-- begin --

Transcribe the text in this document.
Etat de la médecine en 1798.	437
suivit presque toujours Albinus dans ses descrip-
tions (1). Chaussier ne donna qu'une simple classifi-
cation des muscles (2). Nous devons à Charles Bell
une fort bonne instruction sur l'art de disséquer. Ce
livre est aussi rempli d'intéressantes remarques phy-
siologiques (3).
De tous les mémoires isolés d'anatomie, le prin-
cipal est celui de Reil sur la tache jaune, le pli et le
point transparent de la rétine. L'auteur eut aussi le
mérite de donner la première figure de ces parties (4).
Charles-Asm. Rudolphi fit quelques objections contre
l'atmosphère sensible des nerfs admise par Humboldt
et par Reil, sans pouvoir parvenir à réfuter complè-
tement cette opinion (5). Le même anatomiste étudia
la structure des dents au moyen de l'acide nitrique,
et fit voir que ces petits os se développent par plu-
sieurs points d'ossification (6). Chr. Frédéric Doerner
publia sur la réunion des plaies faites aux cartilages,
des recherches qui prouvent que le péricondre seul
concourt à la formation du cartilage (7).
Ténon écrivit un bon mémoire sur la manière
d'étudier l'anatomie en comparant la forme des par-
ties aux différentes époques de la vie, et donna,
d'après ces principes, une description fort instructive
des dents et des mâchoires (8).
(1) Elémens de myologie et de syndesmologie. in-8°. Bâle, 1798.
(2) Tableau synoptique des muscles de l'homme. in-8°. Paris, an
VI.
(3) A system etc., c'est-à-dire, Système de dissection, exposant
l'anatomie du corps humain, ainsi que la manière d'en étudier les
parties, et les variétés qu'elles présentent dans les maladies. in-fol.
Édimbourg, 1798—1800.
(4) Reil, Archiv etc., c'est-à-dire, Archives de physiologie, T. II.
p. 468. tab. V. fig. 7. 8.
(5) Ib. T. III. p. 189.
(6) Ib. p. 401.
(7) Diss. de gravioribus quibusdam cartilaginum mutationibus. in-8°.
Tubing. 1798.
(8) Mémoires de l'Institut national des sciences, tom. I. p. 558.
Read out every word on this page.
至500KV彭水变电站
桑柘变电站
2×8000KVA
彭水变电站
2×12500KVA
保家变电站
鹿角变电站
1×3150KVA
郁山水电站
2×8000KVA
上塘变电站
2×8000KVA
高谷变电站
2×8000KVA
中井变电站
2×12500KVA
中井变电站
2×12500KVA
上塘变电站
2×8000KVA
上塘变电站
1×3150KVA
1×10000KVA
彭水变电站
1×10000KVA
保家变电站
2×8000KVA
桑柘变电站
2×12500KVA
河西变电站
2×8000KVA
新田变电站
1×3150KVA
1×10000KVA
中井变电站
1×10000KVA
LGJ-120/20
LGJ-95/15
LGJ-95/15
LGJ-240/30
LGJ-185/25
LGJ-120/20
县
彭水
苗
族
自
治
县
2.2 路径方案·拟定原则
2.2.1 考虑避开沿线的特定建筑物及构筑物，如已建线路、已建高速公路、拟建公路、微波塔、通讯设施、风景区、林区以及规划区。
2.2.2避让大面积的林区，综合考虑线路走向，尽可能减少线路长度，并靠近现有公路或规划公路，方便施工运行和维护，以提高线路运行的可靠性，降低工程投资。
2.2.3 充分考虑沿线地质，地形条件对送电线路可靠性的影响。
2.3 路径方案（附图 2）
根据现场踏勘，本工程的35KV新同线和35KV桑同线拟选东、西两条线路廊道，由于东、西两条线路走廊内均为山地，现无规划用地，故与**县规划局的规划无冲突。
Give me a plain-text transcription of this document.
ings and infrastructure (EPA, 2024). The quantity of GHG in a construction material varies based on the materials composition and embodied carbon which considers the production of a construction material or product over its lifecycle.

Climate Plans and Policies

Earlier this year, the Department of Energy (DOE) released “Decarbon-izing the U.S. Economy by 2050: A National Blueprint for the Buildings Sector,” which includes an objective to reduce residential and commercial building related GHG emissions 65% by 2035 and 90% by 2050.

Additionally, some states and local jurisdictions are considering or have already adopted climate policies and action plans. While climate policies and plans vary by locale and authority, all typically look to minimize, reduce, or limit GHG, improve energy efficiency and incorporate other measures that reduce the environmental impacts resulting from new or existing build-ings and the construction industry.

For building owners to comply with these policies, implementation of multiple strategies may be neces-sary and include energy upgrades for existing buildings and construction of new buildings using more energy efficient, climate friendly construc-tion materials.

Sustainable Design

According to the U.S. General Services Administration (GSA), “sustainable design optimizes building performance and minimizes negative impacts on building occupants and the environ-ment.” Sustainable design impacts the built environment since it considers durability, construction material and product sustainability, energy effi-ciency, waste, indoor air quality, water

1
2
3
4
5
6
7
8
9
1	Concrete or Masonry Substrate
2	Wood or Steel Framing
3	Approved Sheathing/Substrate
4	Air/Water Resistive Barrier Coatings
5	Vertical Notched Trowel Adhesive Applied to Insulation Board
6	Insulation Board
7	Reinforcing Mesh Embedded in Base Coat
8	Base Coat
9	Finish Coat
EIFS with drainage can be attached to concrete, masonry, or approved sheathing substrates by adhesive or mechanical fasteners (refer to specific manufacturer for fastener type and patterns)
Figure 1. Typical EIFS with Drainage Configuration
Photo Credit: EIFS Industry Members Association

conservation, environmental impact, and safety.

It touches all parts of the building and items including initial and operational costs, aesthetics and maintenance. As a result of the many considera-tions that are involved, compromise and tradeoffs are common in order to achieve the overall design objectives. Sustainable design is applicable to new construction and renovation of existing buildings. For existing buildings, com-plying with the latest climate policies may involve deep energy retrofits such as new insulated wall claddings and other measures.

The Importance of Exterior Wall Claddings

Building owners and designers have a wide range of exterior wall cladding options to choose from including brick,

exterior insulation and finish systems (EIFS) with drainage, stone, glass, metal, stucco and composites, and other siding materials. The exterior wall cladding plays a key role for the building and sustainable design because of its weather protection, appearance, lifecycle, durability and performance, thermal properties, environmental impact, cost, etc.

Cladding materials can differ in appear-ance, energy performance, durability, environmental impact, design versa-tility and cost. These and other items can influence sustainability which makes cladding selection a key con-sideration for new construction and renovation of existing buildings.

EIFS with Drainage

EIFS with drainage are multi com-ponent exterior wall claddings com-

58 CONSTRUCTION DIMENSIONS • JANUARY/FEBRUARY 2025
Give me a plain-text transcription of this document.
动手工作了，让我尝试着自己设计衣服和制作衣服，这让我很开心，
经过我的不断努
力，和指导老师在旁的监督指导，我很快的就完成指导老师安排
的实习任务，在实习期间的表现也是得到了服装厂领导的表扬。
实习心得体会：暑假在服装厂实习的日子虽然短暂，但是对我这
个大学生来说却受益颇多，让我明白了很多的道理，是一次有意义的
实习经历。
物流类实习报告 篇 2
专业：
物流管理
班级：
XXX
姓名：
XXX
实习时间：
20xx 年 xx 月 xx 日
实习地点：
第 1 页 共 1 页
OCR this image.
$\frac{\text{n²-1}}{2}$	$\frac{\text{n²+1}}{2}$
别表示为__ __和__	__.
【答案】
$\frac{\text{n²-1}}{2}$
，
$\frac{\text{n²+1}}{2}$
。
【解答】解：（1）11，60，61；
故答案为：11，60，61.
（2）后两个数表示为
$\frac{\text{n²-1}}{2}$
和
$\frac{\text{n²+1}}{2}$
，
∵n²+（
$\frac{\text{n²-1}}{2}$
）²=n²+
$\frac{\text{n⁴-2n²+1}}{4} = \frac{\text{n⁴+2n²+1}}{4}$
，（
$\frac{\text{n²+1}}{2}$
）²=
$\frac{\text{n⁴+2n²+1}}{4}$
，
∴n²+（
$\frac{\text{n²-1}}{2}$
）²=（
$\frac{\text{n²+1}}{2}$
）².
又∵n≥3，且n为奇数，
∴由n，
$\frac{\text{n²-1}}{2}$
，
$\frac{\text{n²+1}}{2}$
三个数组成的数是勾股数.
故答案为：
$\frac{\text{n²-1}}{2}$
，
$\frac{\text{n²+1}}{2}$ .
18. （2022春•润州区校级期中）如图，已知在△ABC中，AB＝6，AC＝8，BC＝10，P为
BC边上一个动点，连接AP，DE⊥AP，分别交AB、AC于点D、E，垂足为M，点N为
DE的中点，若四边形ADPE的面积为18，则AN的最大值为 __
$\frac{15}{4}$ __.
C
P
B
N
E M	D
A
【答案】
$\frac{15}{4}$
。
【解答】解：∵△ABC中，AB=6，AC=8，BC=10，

-- end --

REQUIREMENT
Using the material above, reproduce exactly the line that contains "OCR this image." and all lines after it through the last one, and only those.

WRITTEN SOLUTION
OCR this image.
$\frac{\text{n²-1}}{2}$	$\frac{\text{n²+1}}{2}$
别表示为__ __和__	__.
【答案】
$\frac{\text{n²-1}}{2}$
，
$\frac{\text{n²+1}}{2}$
。
【解答】解：（1）11，60，61；
故答案为：11，60，61.
（2）后两个数表示为
$\frac{\text{n²-1}}{2}$
和
$\frac{\text{n²+1}}{2}$
，
∵n²+（
$\frac{\text{n²-1}}{2}$
）²=n²+
$\frac{\text{n⁴-2n²+1}}{4} = \frac{\text{n⁴+2n²+1}}{4}$
，（
$\frac{\text{n²+1}}{2}$
）²=
$\frac{\text{n⁴+2n²+1}}{4}$
，
∴n²+（
$\frac{\text{n²-1}}{2}$
）²=（
$\frac{\text{n²+1}}{2}$
）².
又∵n≥3，且n为奇数，
∴由n，
$\frac{\text{n²-1}}{2}$
，
$\frac{\text{n²+1}}{2}$
三个数组成的数是勾股数.
故答案为：
$\frac{\text{n²-1}}{2}$
，
$\frac{\text{n²+1}}{2}$ .
18. （2022春•润州区校级期中）如图，已知在△ABC中，AB＝6，AC＝8，BC＝10，P为
BC边上一个动点，连接AP，DE⊥AP，分别交AB、AC于点D、E，垂足为M，点N为
DE的中点，若四边形ADPE的面积为18，则AN的最大值为 __
$\frac{15}{4}$ __.
C
P
B
N
E M	D
A
【答案】
$\frac{15}{4}$
。
【解答】解：∵△ABC中，AB=6，AC=8，BC=10，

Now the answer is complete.